Write out exactly, with no other output, the lines below from the one that contains "Output a JSON" through the end.
--------
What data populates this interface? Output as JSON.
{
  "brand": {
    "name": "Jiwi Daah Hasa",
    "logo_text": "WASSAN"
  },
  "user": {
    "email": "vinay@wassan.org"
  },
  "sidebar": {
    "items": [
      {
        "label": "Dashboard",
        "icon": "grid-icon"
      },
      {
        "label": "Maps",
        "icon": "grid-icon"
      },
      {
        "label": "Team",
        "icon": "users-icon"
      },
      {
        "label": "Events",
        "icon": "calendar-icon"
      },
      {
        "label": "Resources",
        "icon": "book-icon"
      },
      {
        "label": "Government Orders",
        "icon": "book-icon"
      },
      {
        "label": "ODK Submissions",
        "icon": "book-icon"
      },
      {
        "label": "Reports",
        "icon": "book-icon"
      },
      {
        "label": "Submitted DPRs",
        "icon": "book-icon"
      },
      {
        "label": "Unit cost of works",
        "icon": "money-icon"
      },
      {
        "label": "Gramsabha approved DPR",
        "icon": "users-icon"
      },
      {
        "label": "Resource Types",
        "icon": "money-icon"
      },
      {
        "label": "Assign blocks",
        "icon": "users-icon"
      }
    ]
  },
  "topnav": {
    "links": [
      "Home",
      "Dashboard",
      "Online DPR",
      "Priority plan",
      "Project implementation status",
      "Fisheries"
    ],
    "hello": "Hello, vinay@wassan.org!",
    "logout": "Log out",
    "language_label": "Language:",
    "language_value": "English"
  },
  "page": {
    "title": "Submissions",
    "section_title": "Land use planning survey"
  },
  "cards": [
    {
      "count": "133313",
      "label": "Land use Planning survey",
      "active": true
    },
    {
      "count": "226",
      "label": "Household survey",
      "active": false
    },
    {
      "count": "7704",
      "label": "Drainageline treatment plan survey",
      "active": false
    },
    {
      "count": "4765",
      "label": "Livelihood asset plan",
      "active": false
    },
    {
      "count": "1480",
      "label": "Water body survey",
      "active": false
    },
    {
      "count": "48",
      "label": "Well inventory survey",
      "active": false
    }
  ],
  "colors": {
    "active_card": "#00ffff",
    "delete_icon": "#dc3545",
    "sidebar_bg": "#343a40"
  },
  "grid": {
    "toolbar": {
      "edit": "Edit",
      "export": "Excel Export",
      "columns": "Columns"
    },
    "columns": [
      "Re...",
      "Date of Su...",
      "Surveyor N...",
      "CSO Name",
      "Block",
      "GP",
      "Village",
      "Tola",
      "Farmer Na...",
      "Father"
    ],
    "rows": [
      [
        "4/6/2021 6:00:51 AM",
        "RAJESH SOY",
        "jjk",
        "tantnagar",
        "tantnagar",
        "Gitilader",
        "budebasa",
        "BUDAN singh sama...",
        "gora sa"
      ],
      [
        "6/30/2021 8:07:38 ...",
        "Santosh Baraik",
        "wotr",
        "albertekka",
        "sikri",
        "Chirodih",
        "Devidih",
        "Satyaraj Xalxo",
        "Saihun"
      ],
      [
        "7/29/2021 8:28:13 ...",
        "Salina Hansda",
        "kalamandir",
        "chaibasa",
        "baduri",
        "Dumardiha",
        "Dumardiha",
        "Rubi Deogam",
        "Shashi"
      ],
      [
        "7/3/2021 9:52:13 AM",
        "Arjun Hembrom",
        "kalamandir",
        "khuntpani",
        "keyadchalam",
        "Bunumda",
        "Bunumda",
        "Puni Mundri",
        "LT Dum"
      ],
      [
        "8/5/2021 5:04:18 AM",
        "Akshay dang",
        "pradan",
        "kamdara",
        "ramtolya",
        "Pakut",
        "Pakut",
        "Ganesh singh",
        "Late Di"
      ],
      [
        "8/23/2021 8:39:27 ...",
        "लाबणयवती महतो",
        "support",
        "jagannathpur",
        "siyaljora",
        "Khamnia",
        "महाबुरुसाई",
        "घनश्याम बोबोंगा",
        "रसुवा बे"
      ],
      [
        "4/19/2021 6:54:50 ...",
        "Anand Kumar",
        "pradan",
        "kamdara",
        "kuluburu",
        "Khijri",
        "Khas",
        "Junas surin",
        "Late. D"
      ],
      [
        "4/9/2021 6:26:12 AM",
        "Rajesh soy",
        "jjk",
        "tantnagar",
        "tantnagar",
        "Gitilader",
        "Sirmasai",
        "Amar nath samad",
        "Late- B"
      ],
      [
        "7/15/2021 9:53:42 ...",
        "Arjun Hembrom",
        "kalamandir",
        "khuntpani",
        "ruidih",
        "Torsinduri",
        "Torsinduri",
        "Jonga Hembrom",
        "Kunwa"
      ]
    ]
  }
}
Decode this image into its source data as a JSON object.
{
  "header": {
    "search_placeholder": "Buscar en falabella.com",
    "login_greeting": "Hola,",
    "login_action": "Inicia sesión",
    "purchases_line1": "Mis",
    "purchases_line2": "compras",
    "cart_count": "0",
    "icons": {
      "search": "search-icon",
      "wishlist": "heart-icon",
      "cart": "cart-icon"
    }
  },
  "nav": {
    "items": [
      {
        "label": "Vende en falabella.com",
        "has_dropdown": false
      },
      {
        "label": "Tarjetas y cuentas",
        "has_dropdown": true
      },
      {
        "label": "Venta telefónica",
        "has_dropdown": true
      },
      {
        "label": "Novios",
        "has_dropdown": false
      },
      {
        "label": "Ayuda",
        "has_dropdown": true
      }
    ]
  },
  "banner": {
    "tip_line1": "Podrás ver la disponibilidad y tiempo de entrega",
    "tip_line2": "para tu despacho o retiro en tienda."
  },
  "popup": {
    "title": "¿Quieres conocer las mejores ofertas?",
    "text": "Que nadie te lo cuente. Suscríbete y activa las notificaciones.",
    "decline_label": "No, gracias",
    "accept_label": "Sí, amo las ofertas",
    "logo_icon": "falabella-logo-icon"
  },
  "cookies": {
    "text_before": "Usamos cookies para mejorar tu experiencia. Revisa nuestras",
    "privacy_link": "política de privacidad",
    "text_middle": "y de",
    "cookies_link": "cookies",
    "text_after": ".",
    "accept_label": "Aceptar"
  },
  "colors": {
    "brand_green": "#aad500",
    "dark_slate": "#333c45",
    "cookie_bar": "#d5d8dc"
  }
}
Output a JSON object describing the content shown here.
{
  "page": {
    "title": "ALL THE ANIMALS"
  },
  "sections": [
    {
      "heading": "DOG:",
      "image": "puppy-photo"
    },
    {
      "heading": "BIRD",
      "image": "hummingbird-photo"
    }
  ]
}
--------
* **Response to the task**:
Output a JSON object describing the content shown here.
{
  "page": {
    "title": "ALL THE ANIMALS"
  },
  "sections": [
    {
      "heading": "DOG:",
      "image": "puppy-photo"
    },
    {
      "heading": "BIRD",
      "image": "hummingbird-photo"
    }
  ]
}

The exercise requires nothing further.